■ Your goal: Find the lines containing "Cumulative" and say how many there are, with no other words.

[Records from a collection of figures]
◆ ◆ ◆ ◆ ◆ ◆ ◆
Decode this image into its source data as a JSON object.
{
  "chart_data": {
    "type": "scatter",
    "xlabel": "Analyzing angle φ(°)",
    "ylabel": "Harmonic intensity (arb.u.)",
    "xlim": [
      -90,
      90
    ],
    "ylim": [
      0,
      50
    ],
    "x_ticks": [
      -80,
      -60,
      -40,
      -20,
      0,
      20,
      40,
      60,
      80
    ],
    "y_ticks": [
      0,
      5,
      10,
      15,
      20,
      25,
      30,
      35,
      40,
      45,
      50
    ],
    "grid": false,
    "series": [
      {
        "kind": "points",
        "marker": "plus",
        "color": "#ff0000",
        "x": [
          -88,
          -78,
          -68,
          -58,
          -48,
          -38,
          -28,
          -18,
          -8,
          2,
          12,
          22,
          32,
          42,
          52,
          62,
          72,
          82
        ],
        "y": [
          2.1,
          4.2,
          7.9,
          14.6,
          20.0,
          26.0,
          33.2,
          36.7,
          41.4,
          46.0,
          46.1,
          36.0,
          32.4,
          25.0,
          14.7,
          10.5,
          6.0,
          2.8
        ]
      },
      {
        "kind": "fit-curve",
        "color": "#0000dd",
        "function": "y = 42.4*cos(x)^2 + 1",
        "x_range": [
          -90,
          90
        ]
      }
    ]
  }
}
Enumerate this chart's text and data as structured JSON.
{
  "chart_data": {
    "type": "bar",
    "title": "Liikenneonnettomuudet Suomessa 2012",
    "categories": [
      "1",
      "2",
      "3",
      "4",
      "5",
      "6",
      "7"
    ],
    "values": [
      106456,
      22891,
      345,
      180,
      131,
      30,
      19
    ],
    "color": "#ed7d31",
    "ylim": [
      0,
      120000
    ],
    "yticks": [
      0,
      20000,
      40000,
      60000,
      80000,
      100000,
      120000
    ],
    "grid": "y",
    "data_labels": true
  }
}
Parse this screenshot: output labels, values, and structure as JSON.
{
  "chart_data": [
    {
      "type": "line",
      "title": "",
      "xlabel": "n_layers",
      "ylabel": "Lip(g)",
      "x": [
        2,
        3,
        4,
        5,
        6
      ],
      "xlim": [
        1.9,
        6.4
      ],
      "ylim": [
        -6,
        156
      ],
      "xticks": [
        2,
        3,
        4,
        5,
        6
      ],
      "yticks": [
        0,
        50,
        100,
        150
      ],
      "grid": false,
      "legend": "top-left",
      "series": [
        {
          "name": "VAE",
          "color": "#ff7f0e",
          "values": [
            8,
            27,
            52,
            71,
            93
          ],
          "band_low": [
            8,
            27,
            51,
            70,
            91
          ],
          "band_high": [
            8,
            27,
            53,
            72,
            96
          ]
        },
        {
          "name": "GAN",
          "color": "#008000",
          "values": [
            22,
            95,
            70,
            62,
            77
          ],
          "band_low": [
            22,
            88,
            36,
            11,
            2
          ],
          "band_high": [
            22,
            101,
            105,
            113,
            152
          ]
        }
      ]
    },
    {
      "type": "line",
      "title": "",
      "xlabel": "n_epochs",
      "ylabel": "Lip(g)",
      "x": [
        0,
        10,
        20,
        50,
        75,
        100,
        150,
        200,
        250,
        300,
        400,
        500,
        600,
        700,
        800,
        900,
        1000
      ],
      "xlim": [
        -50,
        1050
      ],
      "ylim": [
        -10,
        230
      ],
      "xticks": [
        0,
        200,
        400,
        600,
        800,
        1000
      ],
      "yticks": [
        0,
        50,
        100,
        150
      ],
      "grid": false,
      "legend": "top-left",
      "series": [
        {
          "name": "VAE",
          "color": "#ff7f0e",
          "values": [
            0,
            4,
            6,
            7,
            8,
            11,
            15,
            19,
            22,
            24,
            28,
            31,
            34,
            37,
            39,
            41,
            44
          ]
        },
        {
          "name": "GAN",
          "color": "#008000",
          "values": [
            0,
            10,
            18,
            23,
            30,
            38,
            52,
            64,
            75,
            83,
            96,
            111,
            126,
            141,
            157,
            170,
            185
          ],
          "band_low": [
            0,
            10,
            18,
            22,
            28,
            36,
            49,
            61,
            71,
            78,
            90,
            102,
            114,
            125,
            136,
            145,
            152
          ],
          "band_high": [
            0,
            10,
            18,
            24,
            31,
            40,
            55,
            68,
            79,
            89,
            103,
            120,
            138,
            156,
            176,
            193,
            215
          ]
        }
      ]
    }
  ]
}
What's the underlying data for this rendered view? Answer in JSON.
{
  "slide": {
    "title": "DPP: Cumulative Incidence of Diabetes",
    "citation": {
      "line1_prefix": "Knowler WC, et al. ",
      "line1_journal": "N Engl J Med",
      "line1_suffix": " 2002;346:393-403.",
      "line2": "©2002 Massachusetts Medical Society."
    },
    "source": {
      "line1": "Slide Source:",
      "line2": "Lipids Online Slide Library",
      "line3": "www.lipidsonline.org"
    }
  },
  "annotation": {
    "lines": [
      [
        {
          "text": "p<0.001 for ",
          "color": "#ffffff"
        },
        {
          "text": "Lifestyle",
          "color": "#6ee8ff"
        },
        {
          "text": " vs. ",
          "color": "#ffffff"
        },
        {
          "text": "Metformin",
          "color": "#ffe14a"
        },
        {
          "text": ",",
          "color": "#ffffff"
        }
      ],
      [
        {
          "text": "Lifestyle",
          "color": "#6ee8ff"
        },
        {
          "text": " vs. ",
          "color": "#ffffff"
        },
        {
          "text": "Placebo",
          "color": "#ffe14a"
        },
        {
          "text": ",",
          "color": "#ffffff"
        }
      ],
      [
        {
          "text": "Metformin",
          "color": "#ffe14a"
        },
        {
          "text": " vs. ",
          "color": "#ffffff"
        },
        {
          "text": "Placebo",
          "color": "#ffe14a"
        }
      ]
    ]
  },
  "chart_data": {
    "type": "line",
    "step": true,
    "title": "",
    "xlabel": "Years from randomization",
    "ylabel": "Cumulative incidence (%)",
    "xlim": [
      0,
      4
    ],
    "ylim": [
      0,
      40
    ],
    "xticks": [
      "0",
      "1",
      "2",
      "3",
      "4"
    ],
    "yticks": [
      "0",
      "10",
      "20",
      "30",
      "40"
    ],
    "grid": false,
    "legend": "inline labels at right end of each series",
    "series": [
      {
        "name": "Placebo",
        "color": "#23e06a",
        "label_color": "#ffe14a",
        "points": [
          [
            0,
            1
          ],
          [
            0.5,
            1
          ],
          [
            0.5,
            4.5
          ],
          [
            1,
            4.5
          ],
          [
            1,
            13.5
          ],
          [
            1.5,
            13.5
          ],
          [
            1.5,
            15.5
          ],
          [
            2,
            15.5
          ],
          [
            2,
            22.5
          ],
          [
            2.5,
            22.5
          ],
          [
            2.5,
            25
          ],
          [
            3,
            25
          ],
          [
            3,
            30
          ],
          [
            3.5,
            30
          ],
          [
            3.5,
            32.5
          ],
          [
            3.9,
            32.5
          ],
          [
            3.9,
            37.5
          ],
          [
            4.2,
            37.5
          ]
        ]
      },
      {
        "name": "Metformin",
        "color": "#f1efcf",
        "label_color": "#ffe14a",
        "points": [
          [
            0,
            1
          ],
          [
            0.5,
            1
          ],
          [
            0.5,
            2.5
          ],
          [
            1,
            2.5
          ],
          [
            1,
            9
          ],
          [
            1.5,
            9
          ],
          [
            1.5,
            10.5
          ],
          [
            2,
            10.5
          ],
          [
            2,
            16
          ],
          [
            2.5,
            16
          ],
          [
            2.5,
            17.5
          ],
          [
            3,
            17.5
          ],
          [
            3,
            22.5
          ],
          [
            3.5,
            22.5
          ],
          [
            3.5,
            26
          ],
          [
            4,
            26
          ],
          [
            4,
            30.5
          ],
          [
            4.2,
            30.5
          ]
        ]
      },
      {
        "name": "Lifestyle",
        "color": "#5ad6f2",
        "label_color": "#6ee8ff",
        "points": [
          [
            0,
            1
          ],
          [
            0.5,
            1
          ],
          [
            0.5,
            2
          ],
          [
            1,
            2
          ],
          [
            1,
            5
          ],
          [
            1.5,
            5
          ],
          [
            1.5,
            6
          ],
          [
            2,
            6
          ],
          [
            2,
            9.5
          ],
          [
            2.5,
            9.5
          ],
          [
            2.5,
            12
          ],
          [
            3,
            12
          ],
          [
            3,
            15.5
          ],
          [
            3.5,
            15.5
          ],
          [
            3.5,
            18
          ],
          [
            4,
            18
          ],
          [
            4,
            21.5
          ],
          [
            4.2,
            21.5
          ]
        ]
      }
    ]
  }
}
◆ ◆ ◆ ◆ ◆ ◆ ◆
■ Answer to the task: 2